- **WHAT THE TASK ASKS**
Pull every line holding the string "background" from the records below.

- **DATA PROVIDED**

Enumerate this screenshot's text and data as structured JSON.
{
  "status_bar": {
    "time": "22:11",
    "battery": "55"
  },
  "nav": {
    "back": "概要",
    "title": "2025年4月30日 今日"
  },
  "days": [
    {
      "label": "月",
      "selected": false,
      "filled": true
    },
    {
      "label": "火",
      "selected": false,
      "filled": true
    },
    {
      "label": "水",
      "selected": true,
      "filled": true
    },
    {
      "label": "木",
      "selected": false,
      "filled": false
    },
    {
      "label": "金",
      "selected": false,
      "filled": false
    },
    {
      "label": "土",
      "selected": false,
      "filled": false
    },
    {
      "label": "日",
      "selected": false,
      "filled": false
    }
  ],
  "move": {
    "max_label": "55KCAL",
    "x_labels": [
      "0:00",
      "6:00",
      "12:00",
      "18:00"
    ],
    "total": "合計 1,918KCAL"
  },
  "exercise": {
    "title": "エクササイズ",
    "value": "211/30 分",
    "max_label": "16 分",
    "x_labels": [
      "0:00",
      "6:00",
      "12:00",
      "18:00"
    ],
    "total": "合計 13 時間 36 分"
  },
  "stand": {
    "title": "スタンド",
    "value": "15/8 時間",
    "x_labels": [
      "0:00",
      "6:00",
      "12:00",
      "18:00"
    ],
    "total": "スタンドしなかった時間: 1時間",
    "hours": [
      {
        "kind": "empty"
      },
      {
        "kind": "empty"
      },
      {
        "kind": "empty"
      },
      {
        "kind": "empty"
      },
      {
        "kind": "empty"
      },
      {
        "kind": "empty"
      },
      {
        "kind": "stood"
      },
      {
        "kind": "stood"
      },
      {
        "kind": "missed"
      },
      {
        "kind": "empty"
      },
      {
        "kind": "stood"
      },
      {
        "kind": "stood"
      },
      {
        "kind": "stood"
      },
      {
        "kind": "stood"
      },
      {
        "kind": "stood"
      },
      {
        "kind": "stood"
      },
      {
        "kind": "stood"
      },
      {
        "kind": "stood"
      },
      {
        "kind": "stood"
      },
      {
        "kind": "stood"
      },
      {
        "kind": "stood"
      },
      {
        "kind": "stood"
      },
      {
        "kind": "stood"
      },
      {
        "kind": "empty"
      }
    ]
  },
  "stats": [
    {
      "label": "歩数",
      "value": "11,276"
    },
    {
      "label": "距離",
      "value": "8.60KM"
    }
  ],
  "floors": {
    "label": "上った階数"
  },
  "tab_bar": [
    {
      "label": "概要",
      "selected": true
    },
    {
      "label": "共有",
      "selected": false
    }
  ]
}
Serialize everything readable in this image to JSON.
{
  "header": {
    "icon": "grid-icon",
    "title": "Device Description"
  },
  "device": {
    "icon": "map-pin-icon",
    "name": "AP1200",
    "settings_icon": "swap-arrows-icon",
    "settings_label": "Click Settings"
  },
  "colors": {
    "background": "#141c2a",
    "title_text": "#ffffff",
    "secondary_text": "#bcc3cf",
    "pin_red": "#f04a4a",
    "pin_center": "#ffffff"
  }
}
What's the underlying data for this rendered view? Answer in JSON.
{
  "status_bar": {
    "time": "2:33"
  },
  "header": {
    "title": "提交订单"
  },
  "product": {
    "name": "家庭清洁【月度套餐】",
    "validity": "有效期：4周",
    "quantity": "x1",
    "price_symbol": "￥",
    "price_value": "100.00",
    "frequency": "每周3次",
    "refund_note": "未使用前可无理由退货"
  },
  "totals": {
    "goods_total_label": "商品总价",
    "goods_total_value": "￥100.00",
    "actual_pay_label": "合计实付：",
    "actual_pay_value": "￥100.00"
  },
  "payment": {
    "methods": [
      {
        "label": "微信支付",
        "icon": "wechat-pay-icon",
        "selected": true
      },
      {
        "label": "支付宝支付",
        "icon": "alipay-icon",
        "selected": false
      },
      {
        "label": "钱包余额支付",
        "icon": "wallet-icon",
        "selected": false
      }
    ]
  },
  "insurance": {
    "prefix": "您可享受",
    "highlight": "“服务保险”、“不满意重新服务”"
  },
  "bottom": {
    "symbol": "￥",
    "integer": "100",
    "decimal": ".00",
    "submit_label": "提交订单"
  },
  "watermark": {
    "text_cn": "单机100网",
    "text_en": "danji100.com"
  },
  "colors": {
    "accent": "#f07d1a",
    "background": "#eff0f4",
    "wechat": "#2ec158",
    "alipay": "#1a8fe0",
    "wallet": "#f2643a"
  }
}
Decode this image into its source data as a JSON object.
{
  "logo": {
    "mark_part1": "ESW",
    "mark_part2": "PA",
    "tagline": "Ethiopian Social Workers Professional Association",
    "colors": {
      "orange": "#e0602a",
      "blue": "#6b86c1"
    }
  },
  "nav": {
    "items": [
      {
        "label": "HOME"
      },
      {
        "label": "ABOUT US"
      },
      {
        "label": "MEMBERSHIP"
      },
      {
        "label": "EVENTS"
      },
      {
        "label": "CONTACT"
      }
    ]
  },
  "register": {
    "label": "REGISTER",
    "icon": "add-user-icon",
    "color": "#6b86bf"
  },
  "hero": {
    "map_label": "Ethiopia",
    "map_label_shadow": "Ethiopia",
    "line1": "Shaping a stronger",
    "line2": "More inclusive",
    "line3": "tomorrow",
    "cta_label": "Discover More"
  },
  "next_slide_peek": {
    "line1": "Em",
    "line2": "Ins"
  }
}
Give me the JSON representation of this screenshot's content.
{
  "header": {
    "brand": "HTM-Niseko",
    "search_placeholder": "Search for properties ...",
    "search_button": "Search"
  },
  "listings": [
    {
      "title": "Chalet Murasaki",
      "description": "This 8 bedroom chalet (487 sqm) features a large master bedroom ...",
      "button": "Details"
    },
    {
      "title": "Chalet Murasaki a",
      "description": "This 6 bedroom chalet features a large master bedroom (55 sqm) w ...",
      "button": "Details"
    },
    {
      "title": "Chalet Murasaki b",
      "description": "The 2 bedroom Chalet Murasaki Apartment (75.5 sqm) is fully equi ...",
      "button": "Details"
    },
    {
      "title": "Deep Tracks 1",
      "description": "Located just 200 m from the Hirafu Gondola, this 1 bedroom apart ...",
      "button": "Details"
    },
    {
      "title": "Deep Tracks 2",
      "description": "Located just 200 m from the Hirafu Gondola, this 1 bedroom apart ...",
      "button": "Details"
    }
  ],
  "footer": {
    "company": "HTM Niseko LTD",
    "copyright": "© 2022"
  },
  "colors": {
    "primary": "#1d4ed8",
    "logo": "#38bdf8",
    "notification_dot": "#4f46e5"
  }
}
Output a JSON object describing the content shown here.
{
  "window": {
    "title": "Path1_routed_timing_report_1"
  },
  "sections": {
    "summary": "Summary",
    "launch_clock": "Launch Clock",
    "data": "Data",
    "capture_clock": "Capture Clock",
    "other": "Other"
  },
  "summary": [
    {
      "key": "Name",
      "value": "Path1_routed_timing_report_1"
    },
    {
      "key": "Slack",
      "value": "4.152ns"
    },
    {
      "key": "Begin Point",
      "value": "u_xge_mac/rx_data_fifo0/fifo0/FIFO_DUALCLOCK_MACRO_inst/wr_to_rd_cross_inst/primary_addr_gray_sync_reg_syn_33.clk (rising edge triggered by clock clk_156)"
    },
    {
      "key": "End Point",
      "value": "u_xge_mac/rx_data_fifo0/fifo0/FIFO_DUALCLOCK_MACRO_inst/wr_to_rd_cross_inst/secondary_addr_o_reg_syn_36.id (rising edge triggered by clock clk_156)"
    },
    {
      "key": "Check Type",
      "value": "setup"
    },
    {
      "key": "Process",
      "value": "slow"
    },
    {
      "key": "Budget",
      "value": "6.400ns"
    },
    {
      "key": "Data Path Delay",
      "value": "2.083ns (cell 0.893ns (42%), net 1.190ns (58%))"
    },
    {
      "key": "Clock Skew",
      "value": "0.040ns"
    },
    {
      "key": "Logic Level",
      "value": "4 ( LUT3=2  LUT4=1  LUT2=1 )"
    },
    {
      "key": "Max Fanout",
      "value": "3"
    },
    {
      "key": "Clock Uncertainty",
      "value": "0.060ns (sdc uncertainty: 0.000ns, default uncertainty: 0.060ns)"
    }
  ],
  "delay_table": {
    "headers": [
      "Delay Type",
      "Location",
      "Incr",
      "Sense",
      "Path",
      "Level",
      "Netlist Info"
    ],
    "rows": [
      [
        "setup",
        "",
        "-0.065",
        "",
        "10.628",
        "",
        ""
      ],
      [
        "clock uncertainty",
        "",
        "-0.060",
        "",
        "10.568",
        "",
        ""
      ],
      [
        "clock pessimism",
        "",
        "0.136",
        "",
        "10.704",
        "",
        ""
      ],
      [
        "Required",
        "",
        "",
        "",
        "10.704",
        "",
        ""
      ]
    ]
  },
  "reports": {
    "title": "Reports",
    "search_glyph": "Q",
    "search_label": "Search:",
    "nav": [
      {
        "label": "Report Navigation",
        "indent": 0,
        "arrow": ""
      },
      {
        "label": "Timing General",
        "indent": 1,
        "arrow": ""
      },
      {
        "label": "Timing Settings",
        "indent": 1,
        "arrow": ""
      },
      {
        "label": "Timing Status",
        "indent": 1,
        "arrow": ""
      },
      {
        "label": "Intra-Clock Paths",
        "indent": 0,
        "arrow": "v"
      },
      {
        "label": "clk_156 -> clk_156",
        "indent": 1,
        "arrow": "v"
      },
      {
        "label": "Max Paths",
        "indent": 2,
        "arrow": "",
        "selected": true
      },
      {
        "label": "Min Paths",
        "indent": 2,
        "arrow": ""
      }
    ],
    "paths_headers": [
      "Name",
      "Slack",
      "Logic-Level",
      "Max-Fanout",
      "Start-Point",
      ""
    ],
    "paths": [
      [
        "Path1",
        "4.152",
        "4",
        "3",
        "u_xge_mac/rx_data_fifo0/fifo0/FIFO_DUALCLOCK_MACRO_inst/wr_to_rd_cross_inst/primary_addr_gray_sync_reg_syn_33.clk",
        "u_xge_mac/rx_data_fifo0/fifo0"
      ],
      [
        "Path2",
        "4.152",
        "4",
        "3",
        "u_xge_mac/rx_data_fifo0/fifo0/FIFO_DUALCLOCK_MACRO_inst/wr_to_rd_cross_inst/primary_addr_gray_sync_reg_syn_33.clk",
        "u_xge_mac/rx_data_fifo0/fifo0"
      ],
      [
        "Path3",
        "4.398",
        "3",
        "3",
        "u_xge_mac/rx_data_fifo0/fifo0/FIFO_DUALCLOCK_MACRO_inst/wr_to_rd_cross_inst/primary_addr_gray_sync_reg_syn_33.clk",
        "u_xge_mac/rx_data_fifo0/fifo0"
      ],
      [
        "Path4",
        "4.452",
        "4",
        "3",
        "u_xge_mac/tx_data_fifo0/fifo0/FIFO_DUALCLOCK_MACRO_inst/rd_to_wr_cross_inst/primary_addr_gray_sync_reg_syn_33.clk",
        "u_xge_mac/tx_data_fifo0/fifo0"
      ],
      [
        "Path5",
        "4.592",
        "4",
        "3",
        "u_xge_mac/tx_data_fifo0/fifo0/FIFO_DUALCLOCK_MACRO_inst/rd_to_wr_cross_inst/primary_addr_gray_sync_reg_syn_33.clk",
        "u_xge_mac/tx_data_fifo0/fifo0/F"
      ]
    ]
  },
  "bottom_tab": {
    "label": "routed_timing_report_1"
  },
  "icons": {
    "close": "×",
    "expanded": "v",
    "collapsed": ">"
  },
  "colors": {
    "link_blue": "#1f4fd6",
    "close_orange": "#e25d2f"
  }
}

- **CORRECT RESPONSE**
    "background": "#141c2a",
    "background": "#eff0f4",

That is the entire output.